- [What is asked]
Format the listing as a numbered list, starting at its first line and ending at the line that contains "94, 1064, 1750)", with both ends included. Omit any blank lines.

- [Material]
______

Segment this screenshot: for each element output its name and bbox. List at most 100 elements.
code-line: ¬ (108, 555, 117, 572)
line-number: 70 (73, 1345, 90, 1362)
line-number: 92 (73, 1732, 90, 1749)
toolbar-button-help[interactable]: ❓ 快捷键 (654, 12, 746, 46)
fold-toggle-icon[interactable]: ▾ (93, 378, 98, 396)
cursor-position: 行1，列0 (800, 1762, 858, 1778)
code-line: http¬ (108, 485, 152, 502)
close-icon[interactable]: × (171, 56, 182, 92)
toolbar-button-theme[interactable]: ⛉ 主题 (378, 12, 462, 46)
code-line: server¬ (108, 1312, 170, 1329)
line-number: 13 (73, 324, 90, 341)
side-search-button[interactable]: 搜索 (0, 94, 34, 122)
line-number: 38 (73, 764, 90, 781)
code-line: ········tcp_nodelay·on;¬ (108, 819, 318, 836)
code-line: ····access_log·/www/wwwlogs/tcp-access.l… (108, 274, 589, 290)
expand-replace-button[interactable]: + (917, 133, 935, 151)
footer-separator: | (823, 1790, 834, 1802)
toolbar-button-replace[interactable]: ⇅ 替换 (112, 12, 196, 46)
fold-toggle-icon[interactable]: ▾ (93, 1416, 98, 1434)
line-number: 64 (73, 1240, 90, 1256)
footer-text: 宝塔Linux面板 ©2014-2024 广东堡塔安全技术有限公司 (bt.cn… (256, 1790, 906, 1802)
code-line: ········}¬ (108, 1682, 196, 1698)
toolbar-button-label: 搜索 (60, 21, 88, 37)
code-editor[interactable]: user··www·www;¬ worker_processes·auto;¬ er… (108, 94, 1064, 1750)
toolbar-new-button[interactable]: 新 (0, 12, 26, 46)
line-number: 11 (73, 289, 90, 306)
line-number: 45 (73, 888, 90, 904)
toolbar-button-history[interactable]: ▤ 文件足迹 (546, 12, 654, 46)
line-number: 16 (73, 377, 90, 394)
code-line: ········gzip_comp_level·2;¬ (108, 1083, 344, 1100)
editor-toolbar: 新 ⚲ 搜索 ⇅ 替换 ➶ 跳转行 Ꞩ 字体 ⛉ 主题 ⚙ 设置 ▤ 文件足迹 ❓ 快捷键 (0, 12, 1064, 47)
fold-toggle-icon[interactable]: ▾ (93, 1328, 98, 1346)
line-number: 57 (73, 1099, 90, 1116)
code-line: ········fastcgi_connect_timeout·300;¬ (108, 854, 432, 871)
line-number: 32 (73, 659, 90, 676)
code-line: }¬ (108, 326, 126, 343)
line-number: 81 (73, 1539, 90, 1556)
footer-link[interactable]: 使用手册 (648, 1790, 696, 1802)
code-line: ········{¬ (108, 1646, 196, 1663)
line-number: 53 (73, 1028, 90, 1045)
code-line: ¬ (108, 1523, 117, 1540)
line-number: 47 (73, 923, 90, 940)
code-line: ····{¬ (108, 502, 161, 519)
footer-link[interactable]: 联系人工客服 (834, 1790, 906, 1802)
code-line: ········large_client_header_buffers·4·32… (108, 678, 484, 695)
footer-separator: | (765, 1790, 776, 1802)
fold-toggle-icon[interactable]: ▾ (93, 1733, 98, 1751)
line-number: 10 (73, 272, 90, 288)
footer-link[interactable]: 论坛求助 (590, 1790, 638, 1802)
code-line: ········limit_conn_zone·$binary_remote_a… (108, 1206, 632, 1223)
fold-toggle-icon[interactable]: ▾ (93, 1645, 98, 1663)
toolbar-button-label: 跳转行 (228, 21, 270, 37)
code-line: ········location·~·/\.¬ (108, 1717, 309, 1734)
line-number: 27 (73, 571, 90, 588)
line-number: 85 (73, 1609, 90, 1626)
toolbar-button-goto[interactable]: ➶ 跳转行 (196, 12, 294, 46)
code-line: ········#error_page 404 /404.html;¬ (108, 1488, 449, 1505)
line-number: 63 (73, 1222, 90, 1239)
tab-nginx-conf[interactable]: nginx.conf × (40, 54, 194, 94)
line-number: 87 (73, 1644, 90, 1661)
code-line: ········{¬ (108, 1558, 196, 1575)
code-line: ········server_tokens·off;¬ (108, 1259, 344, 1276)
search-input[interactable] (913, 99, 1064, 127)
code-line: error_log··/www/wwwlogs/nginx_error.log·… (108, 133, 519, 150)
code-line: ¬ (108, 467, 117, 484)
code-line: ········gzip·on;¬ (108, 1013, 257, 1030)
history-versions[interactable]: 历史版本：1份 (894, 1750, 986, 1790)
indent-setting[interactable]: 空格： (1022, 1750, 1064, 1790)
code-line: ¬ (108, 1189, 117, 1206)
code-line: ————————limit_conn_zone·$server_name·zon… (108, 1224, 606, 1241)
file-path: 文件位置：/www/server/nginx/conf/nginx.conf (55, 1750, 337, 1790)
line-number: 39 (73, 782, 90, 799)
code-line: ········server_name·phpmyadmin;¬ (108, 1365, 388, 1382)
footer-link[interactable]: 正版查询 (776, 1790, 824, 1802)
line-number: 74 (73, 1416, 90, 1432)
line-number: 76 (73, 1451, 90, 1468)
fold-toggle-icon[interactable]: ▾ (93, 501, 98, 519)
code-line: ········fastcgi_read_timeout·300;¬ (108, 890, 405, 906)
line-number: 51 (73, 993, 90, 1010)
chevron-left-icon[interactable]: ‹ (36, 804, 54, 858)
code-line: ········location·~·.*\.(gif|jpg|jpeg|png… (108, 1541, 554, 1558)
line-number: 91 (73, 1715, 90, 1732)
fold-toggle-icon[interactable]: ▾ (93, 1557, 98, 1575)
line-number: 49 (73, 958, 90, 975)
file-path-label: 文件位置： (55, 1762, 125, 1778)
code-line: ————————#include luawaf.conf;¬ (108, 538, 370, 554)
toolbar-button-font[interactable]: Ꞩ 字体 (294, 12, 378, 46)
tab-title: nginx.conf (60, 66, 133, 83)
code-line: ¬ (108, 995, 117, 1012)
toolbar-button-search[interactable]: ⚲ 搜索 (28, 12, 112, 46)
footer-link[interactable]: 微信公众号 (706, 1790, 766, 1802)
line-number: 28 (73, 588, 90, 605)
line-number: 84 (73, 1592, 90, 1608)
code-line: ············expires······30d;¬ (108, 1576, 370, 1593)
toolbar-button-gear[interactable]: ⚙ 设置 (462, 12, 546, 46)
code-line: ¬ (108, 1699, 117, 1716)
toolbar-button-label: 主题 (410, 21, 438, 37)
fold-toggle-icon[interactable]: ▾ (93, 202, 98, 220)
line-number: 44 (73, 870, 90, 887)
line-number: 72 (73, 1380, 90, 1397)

______

- [Worked solution]
1. Segment this screenshot: for each element output its name and bbox. List at most 100 elements.
2. code-line: ¬ (108, 555, 117, 572)
3. line-number: 70 (73, 1345, 90, 1362)
4. line-number: 92 (73, 1732, 90, 1749)
5. toolbar-button-help[interactable]: ❓ 快捷键 (654, 12, 746, 46)
6. fold-toggle-icon[interactable]: ▾ (93, 378, 98, 396)
7. cursor-position: 行1，列0 (800, 1762, 858, 1778)
8. code-line: http¬ (108, 485, 152, 502)
9. close-icon[interactable]: × (171, 56, 182, 92)
10. toolbar-button-theme[interactable]: ⛉ 主题 (378, 12, 462, 46)
11. code-line: server¬ (108, 1312, 170, 1329)
12. line-number: 13 (73, 324, 90, 341)
13. side-search-button[interactable]: 搜索 (0, 94, 34, 122)
14. line-number: 38 (73, 764, 90, 781)
15. code-line: ········tcp_nodelay·on;¬ (108, 819, 318, 836)
16. code-line: ····access_log·/www/wwwlogs/tcp-access.l… (108, 274, 589, 290)
17. expand-replace-button[interactable]: + (917, 133, 935, 151)
18. footer-separator: | (823, 1790, 834, 1802)
19. toolbar-button-replace[interactable]: ⇅ 替换 (112, 12, 196, 46)
20. fold-toggle-icon[interactable]: ▾ (93, 1416, 98, 1434)
21. line-number: 64 (73, 1240, 90, 1256)
22. footer-text: 宝塔Linux面板 ©2014-2024 广东堡塔安全技术有限公司 (bt.cn… (256, 1790, 906, 1802)
23. code-line: ········}¬ (108, 1682, 196, 1698)
24. toolbar-button-label: 搜索 (60, 21, 88, 37)
25. code-editor[interactable]: user··www·www;¬ worker_processes·auto;¬ er… (108, 94, 1064, 1750)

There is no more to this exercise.